→ **What this task involves**
Copy out word for word the lines of the records between the line holding "Find all labels, buttons, inputs, and" and the line holding "navigation-toolbar: localhost:9901 ⋯", inclusive, leaving out the pictures.

# Entries start

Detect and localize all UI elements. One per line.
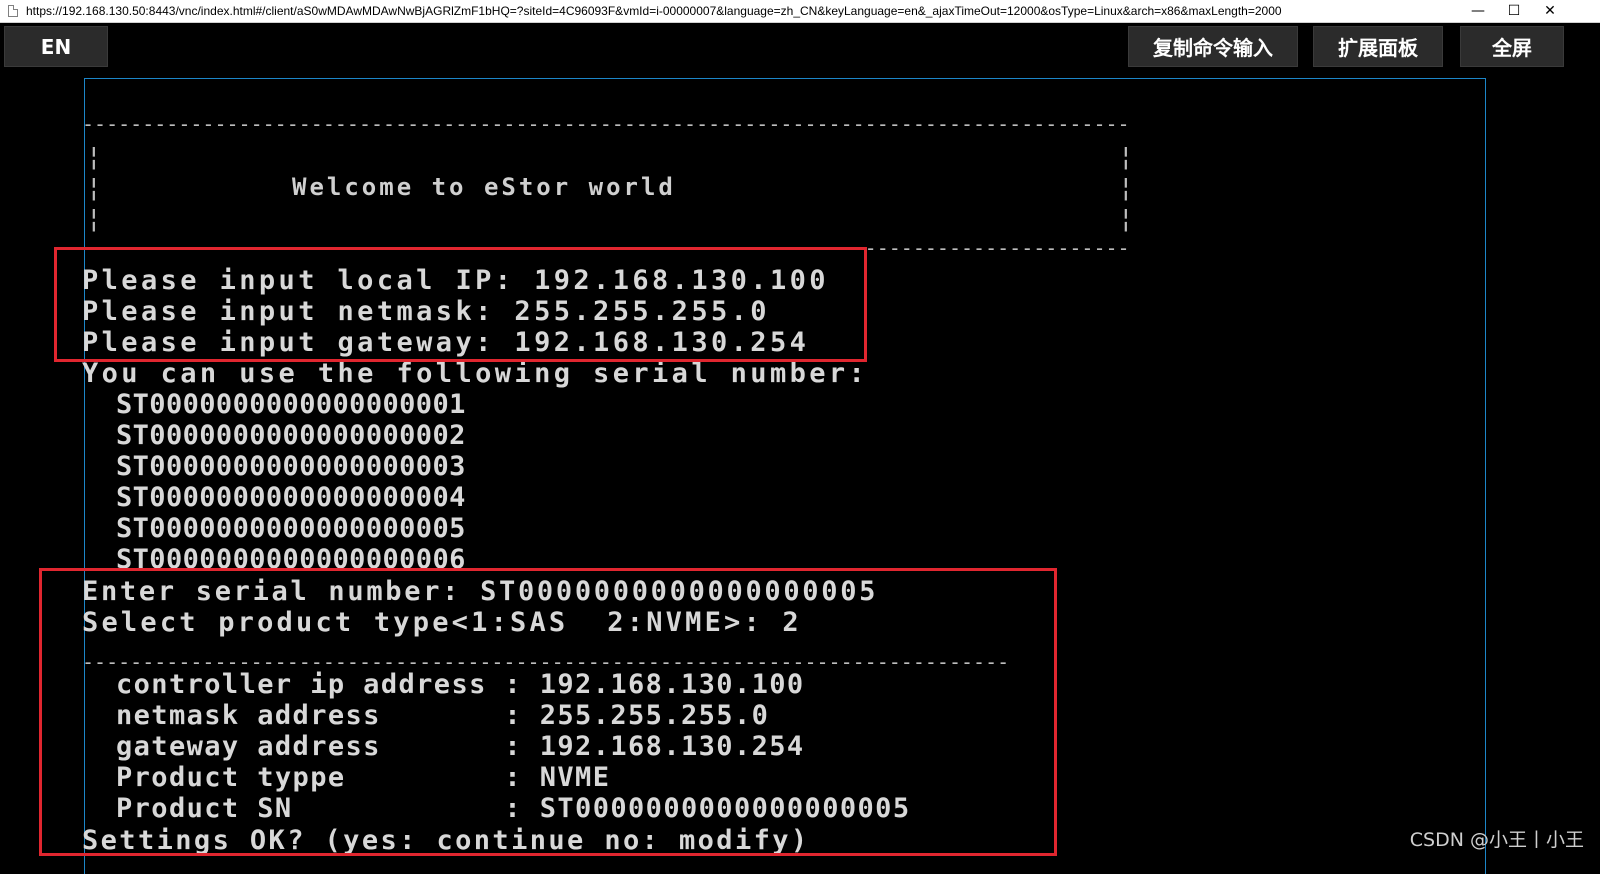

# Entries end
# Entries start

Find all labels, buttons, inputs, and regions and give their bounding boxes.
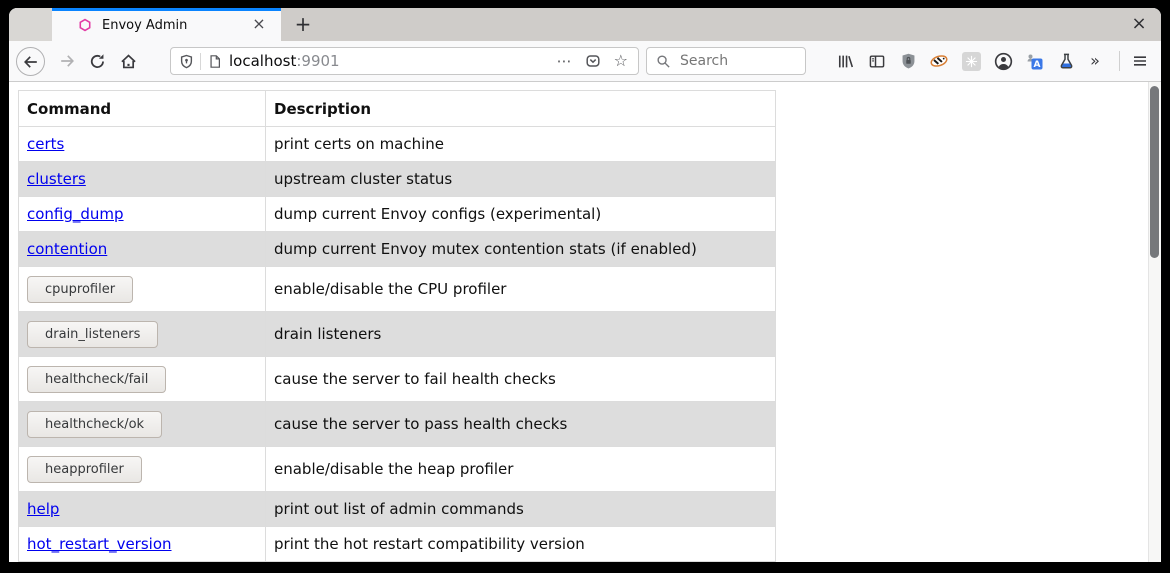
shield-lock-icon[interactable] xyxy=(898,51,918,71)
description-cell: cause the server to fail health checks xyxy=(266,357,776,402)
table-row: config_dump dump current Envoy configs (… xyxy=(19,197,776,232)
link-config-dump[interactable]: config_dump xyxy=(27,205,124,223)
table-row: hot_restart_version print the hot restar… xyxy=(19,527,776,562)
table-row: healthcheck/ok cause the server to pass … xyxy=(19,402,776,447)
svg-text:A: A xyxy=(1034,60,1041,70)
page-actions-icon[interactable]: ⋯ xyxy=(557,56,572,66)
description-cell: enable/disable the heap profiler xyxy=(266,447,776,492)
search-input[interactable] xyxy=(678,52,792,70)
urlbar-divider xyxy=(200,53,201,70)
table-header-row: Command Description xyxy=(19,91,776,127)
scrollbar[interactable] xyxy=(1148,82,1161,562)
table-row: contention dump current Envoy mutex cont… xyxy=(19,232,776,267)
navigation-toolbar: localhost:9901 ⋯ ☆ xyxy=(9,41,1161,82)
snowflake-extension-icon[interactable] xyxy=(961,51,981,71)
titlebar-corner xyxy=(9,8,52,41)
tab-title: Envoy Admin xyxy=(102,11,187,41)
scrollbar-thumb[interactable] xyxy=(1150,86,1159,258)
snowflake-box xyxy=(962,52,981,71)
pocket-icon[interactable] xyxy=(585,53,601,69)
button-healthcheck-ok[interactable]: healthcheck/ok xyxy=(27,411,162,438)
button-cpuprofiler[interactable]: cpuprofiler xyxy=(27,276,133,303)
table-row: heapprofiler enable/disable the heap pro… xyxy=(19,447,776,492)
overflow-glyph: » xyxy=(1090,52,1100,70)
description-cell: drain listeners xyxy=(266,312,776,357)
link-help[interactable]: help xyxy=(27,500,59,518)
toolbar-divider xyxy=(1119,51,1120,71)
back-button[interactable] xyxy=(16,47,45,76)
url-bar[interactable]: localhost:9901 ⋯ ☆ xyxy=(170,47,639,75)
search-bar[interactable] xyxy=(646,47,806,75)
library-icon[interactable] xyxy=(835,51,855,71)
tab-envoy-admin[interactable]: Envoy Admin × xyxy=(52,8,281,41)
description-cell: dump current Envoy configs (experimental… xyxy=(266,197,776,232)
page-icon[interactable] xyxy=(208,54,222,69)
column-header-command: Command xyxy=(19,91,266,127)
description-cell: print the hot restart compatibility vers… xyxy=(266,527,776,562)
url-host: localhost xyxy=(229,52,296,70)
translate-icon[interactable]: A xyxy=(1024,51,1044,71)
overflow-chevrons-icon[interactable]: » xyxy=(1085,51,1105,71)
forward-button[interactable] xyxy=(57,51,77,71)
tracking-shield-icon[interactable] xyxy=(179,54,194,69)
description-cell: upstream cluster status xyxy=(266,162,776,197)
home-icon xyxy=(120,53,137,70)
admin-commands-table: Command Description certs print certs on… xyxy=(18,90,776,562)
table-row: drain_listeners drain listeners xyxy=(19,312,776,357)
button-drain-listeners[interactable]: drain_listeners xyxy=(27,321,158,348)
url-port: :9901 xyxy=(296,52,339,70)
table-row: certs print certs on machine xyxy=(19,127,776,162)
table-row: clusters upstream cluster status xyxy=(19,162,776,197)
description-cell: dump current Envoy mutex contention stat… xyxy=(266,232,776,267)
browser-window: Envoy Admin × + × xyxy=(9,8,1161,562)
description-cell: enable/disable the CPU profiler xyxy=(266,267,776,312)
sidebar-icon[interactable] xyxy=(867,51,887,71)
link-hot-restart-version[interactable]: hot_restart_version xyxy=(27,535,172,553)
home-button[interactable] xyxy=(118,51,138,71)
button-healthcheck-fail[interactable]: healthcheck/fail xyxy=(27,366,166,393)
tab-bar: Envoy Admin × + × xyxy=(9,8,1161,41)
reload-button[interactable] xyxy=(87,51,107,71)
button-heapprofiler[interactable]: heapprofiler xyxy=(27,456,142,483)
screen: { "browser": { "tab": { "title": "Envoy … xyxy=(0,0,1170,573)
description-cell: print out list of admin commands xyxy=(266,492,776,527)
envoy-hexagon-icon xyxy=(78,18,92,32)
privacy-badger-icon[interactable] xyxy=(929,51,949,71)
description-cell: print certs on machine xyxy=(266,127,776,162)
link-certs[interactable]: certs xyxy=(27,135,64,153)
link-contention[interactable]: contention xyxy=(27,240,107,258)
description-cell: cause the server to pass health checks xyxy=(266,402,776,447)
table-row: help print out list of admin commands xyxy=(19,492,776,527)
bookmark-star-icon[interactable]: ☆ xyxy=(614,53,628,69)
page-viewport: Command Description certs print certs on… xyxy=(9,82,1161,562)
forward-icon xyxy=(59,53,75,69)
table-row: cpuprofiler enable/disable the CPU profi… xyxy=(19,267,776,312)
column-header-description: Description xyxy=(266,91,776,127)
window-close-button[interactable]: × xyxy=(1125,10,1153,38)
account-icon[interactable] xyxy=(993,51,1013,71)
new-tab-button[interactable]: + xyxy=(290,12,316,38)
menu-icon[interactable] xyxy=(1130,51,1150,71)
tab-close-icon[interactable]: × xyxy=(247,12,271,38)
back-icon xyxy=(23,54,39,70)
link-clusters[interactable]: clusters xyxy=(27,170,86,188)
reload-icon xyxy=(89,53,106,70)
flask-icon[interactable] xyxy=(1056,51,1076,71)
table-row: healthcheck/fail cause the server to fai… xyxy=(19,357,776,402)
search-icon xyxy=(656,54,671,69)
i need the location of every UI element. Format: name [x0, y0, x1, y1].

# Entries end
# Entries start

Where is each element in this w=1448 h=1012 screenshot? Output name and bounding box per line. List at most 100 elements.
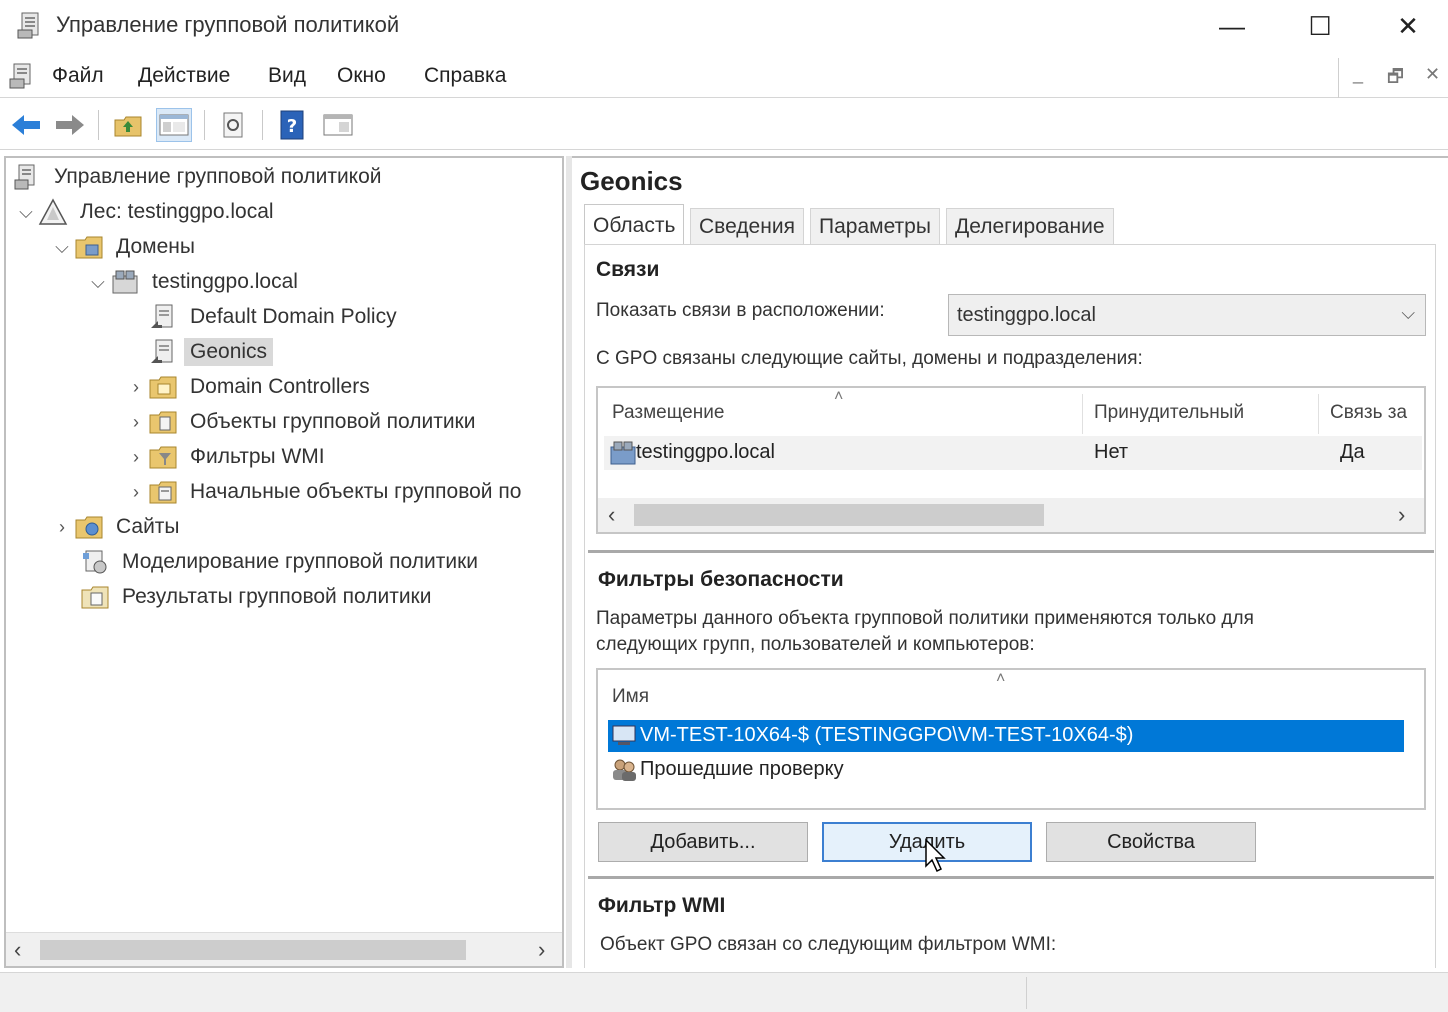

# Entries end

→ **Answer**
Find all labels, buttons, inputs, and regions and give their bounding boxes.
shield-lock-icon[interactable] xyxy=(898,51,918,71)
description-cell: cause the server to fail health checks xyxy=(266,357,776,402)
table-row: config_dump dump current Envoy configs (… xyxy=(19,197,776,232)
link-config-dump[interactable]: config_dump xyxy=(27,205,124,223)
table-row: hot_restart_version print the hot restar… xyxy=(19,527,776,562)
table-row: healthcheck/ok cause the server to pass … xyxy=(19,402,776,447)
svg-text:A: A xyxy=(1034,60,1041,70)
page-actions-icon[interactable]: ⋯ xyxy=(557,56,572,66)
description-cell: enable/disable the heap profiler xyxy=(266,447,776,492)
search-input[interactable] xyxy=(678,52,792,70)
urlbar-divider xyxy=(200,53,201,70)
table-header-row: Command Description xyxy=(19,91,776,127)
scrollbar[interactable] xyxy=(1148,82,1161,562)
table-row: contention dump current Envoy mutex cont… xyxy=(19,232,776,267)
navigation-toolbar: localhost:9901 ⋯ ☆ xyxy=(9,41,1161,82)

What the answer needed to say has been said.